◆ **PROBLEM DESCRIPTION**: Check each line below for "modulo" and report how many have it, nothing else.

◆ **ENTRIES PROVIDED**:
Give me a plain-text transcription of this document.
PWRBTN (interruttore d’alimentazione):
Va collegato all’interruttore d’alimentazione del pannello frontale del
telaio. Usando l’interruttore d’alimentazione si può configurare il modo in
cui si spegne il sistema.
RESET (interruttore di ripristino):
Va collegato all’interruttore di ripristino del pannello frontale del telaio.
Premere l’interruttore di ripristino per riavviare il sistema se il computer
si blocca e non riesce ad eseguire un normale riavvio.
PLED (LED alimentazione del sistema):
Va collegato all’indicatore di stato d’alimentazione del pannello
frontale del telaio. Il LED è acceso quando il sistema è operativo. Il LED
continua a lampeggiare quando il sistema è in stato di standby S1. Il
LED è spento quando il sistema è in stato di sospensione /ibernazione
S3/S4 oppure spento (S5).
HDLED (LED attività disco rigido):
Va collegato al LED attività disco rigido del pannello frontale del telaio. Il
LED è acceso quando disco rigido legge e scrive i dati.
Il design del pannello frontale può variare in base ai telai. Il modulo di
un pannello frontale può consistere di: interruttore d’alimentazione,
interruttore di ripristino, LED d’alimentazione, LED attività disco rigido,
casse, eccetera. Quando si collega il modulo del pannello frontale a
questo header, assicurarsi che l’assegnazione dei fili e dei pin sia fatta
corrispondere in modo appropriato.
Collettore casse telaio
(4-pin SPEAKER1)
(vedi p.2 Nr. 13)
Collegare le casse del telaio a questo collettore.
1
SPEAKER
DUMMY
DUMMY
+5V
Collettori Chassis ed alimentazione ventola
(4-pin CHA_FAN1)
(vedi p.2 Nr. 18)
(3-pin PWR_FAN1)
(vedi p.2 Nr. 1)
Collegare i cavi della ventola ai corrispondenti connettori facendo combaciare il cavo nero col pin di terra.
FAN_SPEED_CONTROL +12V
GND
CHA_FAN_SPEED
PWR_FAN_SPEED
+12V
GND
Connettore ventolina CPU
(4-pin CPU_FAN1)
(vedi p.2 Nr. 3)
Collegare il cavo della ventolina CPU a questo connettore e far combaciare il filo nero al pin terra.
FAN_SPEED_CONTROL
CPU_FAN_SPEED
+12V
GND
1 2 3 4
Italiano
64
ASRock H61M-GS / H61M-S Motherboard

◆ **FINISHED EXERCISE**: 2